┌──

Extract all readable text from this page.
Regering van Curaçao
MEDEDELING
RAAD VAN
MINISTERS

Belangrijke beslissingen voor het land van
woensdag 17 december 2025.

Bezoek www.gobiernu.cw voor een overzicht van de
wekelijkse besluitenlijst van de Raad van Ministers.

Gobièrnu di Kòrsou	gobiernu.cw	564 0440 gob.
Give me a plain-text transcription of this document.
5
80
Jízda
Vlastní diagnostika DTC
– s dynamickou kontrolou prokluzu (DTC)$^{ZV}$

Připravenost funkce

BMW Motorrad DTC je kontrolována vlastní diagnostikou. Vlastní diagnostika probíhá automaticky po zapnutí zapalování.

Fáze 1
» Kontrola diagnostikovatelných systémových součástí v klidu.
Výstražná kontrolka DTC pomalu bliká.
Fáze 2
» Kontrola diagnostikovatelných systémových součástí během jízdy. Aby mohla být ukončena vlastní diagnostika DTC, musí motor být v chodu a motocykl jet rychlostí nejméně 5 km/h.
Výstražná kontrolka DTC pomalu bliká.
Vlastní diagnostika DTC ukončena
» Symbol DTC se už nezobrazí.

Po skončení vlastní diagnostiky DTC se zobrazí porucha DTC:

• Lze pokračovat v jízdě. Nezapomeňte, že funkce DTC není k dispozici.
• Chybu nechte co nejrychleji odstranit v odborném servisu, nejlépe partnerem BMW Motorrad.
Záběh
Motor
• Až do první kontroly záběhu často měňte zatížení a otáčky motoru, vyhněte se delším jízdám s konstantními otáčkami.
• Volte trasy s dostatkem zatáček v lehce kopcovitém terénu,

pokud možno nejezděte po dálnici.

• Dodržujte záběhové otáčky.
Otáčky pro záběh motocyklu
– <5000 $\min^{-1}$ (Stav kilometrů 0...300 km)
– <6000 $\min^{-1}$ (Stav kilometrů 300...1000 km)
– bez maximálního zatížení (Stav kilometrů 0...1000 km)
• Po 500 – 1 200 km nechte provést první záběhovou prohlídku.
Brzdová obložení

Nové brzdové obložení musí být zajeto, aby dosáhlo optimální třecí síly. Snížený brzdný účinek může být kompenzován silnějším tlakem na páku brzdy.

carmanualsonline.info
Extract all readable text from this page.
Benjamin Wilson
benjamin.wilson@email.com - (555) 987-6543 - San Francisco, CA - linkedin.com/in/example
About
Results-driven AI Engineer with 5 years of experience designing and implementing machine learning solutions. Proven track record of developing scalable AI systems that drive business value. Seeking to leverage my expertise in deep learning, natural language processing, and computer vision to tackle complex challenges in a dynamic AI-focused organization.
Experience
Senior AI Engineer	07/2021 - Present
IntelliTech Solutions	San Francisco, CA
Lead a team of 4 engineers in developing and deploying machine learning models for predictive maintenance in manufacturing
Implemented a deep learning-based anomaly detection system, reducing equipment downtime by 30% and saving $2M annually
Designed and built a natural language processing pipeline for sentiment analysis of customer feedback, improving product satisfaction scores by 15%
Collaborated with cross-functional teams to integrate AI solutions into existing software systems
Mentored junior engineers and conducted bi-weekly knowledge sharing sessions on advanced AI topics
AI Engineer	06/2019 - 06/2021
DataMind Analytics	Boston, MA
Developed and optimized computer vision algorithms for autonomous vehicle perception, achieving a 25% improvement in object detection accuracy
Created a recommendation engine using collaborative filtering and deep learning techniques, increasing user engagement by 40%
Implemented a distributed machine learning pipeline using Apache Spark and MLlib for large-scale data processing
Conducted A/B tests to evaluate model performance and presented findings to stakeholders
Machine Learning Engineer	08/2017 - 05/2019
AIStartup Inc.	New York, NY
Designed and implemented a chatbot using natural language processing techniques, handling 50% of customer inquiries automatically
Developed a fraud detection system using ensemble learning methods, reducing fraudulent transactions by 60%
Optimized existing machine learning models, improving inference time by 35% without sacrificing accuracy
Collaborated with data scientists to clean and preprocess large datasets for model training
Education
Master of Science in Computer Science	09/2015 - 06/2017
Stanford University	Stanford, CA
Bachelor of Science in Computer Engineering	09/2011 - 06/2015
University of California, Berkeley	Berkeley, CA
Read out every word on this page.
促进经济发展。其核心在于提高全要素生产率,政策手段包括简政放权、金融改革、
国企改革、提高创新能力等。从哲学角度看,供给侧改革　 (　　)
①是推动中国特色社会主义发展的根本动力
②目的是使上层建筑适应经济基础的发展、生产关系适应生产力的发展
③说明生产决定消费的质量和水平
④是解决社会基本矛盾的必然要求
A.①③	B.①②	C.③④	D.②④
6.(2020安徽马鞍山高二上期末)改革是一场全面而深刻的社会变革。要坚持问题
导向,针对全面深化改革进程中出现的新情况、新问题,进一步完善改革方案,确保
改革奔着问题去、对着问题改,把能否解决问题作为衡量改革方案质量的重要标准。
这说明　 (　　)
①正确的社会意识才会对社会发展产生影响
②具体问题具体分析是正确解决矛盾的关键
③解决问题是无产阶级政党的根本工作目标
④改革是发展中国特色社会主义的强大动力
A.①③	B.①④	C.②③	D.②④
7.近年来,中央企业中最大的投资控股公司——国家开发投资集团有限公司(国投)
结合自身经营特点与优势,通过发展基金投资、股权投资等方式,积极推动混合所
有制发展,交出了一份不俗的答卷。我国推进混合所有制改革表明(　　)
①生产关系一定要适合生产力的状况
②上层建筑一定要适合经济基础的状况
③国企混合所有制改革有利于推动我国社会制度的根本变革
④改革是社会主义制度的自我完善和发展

└──

- _Task instructions_: Locate the word "gobiernu" in the records and collect each line it appears in.

- _Response to the task_:
Bezoek www.gobiernu.cw voor een overzicht van de
Gobièrnu di Kòrsou	gobiernu.cw	564 0440 gob.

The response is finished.